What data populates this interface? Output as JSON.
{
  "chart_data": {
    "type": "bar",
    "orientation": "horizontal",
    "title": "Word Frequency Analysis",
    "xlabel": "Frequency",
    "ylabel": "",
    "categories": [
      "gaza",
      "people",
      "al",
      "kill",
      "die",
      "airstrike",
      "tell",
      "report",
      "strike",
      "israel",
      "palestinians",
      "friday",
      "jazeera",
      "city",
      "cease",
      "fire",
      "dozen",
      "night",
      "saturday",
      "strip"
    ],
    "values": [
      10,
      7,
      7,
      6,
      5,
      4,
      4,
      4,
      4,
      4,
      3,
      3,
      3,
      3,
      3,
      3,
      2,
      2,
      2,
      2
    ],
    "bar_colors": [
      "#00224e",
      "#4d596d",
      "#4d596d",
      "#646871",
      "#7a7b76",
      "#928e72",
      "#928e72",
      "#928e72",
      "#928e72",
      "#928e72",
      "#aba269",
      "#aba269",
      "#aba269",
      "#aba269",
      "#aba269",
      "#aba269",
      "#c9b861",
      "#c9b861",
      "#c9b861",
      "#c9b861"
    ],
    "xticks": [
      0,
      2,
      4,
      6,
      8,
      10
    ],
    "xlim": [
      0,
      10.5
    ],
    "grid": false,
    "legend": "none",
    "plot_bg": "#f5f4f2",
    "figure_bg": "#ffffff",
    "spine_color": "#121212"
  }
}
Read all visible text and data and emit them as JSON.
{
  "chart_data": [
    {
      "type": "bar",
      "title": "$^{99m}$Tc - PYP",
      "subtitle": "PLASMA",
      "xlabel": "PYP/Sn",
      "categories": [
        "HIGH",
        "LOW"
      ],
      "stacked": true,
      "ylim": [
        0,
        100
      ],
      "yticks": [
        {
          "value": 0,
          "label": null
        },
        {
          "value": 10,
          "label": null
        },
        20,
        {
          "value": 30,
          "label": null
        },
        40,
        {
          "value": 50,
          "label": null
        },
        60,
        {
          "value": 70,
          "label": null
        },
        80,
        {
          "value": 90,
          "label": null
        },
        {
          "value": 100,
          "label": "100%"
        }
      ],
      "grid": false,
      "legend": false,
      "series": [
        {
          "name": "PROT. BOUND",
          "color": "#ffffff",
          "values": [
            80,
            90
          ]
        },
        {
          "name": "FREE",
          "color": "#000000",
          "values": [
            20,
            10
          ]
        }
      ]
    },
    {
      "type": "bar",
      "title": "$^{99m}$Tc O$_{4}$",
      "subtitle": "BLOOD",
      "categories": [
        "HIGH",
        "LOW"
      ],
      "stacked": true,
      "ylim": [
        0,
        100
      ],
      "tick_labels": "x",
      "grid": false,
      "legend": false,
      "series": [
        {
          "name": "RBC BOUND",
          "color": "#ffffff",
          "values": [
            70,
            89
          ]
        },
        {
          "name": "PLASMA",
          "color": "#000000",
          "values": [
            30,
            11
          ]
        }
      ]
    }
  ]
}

* STATED EXERCISE:
From the preceding material, extract every line exactly.

* THE RESULT:
What data populates this interface? Output as JSON.
{
  "chart_data": {
    "type": "bar",
    "orientation": "horizontal",
    "title": "Word Frequency Analysis",
    "xlabel": "Frequency",
    "ylabel": "",
    "categories": [
      "gaza",
      "people",
      "al",
      "kill",
      "die",
      "airstrike",
      "tell",
      "report",
      "strike",
      "israel",
      "palestinians",
      "friday",
      "jazeera",
      "city",
      "cease",
      "fire",
      "dozen",
      "night",
      "saturday",
      "strip"
    ],
    "values": [
      10,
      7,
      7,
      6,
      5,
      4,
      4,
      4,
      4,
      4,
      3,
      3,
      3,
      3,
      3,
      3,
      2,
      2,
      2,
      2
    ],
    "bar_colors": [
      "#00224e",
      "#4d596d",
      "#4d596d",
      "#646871",
      "#7a7b76",
      "#928e72",
      "#928e72",
      "#928e72",
      "#928e72",
      "#928e72",
      "#aba269",
      "#aba269",
      "#aba269",
      "#aba269",
      "#aba269",
      "#aba269",
      "#c9b861",
      "#c9b861",
      "#c9b861",
      "#c9b861"
    ],
    "xticks": [
      0,
      2,
      4,
      6,
      8,
      10
    ],
    "xlim": [
      0,
      10.5
    ],
    "grid": false,
    "legend": "none",
    "plot_bg": "#f5f4f2",
    "figure_bg": "#ffffff",
    "spine_color": "#121212"
  }
}
Read all visible text and data and emit them as JSON.
{
  "chart_data": [
    {
      "type": "bar",
      "title": "$^{99m}$Tc - PYP",
      "subtitle": "PLASMA",
      "xlabel": "PYP/Sn",
      "categories": [
        "HIGH",
        "LOW"
      ],
      "stacked": true,
      "ylim": [
        0,
        100
      ],
      "yticks": [
        {
          "value": 0,
          "label": null
        },
        {
          "value": 10,
          "label": null
        },
        20,
        {
          "value": 30,
          "label": null
        },
        40,
        {
          "value": 50,
          "label": null
        },
        60,
        {
          "value": 70,
          "label": null
        },
        80,
        {
          "value": 90,
          "label": null
        },
        {
          "value": 100,
          "label": "100%"
        }
      ],
      "grid": false,
      "legend": false,
      "series": [
        {
          "name": "PROT. BOUND",
          "color": "#ffffff",
          "values": [
            80,
            90
          ]
        },
        {
          "name": "FREE",
          "color": "#000000",
          "values": [
            20,
            10
          ]
        }
      ]
    },
    {
      "type": "bar",
      "title": "$^{99m}$Tc O$_{4}$",
      "subtitle": "BLOOD",
      "categories": [
        "HIGH",
        "LOW"
      ],
      "stacked": true,
      "ylim": [
        0,
        100
      ],
      "tick_labels": "x",
      "grid": false,
      "legend": false,
      "series": [
        {
          "name": "RBC BOUND",
          "color": "#ffffff",
          "values": [
            70,
            89
          ]
        },
        {
          "name": "PLASMA",
          "color": "#000000",
          "values": [
            30,
            11
          ]
        }
      ]
    }
  ]
}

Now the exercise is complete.